* **Exercise goal**:
Return the full listing exactly as it is written.

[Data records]
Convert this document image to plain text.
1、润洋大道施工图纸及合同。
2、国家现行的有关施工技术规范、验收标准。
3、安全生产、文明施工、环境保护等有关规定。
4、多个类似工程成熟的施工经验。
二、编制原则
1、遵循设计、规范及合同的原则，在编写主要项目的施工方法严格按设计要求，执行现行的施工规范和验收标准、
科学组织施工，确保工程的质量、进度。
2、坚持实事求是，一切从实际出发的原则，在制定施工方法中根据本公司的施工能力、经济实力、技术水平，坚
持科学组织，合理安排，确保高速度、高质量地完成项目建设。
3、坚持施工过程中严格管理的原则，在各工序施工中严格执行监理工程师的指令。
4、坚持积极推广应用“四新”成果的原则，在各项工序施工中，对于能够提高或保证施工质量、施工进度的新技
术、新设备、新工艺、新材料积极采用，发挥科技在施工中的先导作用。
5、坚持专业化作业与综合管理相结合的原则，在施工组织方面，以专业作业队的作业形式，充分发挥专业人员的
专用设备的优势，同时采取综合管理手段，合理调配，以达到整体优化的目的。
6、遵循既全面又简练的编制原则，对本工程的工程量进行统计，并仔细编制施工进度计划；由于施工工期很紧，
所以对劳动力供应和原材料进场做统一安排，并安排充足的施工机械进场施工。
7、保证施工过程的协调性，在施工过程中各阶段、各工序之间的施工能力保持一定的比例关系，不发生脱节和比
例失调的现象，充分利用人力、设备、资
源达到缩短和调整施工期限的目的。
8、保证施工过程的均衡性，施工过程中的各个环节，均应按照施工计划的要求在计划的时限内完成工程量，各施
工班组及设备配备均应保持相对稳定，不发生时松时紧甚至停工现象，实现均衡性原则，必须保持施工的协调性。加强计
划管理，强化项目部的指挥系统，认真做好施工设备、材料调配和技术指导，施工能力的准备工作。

* **Written solution**:
Convert this document image to plain text.
1、润洋大道施工图纸及合同。
2、国家现行的有关施工技术规范、验收标准。
3、安全生产、文明施工、环境保护等有关规定。
4、多个类似工程成熟的施工经验。
二、编制原则
1、遵循设计、规范及合同的原则，在编写主要项目的施工方法严格按设计要求，执行现行的施工规范和验收标准、
科学组织施工，确保工程的质量、进度。
2、坚持实事求是，一切从实际出发的原则，在制定施工方法中根据本公司的施工能力、经济实力、技术水平，坚
持科学组织，合理安排，确保高速度、高质量地完成项目建设。
3、坚持施工过程中严格管理的原则，在各工序施工中严格执行监理工程师的指令。
4、坚持积极推广应用“四新”成果的原则，在各项工序施工中，对于能够提高或保证施工质量、施工进度的新技
术、新设备、新工艺、新材料积极采用，发挥科技在施工中的先导作用。
5、坚持专业化作业与综合管理相结合的原则，在施工组织方面，以专业作业队的作业形式，充分发挥专业人员的
专用设备的优势，同时采取综合管理手段，合理调配，以达到整体优化的目的。
6、遵循既全面又简练的编制原则，对本工程的工程量进行统计，并仔细编制施工进度计划；由于施工工期很紧，
所以对劳动力供应和原材料进场做统一安排，并安排充足的施工机械进场施工。
7、保证施工过程的协调性，在施工过程中各阶段、各工序之间的施工能力保持一定的比例关系，不发生脱节和比
例失调的现象，充分利用人力、设备、资
源达到缩短和调整施工期限的目的。
8、保证施工过程的均衡性，施工过程中的各个环节，均应按照施工计划的要求在计划的时限内完成工程量，各施
工班组及设备配备均应保持相对稳定，不发生时松时紧甚至停工现象，实现均衡性原则，必须保持施工的协调性。加强计
划管理，强化项目部的指挥系统，认真做好施工设备、材料调配和技术指导，施工能力的准备工作。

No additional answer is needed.